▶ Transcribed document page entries
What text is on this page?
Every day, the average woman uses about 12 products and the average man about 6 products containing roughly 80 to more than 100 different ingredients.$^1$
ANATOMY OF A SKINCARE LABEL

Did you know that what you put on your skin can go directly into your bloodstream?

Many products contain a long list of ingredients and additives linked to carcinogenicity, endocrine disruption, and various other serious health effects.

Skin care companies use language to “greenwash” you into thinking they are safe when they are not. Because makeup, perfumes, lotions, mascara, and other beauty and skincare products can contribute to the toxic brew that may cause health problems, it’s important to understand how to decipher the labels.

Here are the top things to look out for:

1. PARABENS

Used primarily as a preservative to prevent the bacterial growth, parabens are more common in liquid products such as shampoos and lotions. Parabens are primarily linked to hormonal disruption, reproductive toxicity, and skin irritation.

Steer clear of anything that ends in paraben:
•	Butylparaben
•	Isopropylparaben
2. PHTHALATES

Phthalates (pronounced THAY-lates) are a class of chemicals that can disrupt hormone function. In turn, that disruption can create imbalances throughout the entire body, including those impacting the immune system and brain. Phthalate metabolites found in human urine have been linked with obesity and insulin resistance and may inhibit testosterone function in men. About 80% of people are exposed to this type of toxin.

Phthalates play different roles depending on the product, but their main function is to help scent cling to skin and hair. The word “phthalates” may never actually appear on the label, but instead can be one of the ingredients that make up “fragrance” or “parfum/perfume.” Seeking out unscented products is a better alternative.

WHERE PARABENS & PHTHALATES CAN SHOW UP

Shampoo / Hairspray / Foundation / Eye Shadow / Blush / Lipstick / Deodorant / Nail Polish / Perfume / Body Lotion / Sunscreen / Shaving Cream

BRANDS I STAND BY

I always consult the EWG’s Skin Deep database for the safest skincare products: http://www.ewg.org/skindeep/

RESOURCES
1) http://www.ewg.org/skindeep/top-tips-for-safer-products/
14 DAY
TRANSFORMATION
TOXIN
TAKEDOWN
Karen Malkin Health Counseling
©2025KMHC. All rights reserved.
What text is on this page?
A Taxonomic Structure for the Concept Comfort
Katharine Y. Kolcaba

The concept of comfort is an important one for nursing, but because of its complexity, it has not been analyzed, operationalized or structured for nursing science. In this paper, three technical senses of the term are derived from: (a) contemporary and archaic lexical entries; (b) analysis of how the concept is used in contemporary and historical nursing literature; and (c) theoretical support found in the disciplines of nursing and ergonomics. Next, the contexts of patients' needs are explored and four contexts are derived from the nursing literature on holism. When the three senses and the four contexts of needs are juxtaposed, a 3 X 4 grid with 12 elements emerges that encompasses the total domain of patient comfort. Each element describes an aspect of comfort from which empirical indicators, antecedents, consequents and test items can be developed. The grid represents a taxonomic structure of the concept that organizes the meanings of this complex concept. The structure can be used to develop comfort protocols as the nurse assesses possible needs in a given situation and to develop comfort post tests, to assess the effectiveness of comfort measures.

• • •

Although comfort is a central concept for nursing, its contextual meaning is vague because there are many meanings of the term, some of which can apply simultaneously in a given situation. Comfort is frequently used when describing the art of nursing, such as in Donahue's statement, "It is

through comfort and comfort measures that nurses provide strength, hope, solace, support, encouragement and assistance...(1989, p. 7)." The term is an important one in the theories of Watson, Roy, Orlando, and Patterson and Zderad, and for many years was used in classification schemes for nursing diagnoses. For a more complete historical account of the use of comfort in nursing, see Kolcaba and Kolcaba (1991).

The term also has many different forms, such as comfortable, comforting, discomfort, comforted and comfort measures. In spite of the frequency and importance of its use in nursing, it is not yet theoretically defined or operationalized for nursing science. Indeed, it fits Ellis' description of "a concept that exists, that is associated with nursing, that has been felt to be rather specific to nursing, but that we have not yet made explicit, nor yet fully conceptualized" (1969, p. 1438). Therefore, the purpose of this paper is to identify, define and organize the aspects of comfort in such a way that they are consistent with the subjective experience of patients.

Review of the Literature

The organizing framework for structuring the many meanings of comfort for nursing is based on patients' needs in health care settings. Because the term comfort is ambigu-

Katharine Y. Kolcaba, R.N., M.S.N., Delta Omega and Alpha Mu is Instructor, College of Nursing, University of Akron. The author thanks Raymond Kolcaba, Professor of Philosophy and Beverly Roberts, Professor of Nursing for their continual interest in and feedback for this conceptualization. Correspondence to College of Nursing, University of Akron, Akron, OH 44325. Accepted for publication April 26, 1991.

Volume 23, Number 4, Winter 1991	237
* * *
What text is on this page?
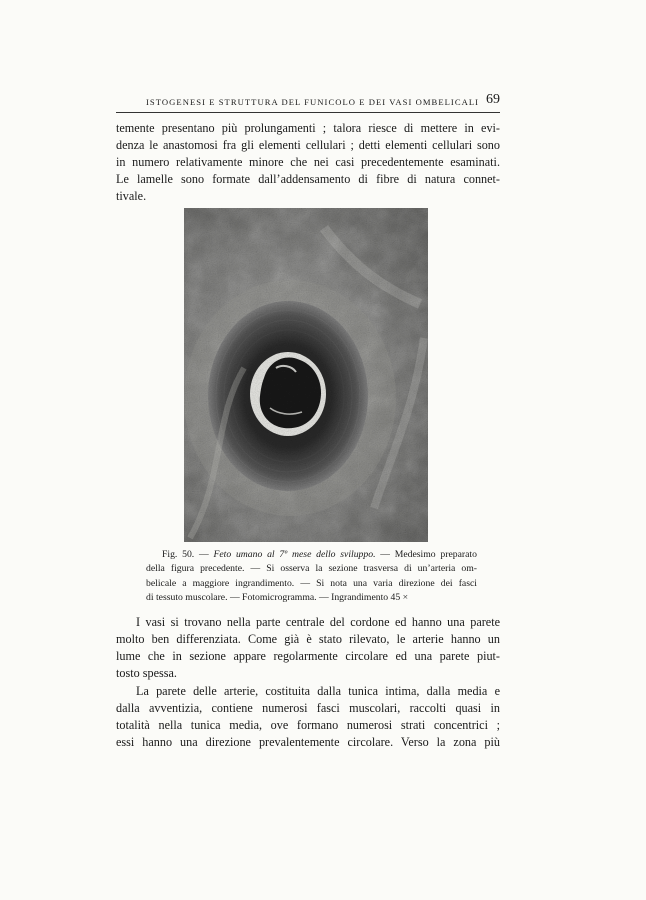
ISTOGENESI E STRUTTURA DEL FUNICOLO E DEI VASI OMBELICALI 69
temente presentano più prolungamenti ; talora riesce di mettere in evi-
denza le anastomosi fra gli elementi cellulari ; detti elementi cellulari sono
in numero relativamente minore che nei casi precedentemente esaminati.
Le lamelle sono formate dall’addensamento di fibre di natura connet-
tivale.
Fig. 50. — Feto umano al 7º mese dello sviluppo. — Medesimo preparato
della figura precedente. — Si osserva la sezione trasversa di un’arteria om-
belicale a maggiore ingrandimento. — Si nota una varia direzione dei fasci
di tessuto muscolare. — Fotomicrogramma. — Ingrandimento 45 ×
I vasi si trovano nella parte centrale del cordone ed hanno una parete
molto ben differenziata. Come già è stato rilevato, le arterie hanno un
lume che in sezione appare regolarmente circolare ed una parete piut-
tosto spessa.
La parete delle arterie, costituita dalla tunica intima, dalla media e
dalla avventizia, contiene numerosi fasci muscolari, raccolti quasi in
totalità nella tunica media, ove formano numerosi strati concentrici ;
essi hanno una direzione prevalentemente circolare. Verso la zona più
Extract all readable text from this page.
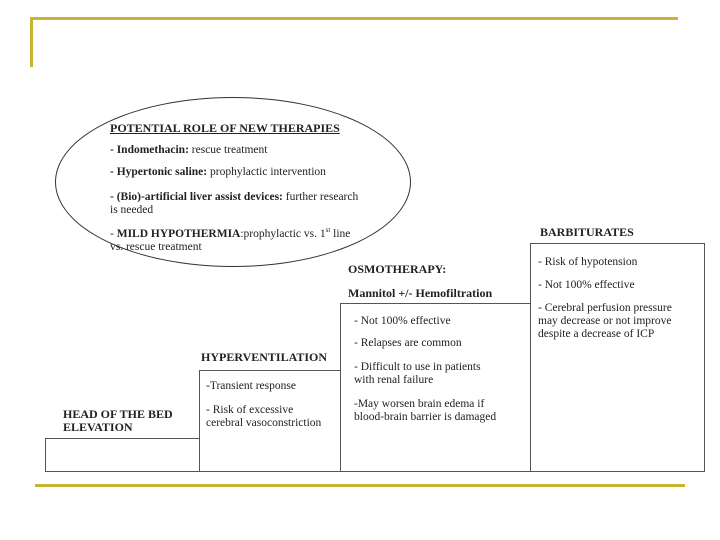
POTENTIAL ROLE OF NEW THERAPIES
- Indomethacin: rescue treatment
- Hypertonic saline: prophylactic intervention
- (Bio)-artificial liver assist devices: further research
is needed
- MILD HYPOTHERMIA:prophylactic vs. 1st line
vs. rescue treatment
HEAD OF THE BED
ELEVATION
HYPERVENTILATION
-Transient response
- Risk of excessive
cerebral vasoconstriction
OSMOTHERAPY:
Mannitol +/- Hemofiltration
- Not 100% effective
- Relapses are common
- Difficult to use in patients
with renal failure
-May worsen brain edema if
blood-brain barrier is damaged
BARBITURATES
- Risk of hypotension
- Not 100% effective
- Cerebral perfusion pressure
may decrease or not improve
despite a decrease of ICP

▶ ACTION ITEM
Looking at the records, how many of the lines contain the string "circolare"? Only the number should be given.

▶ RESULT
2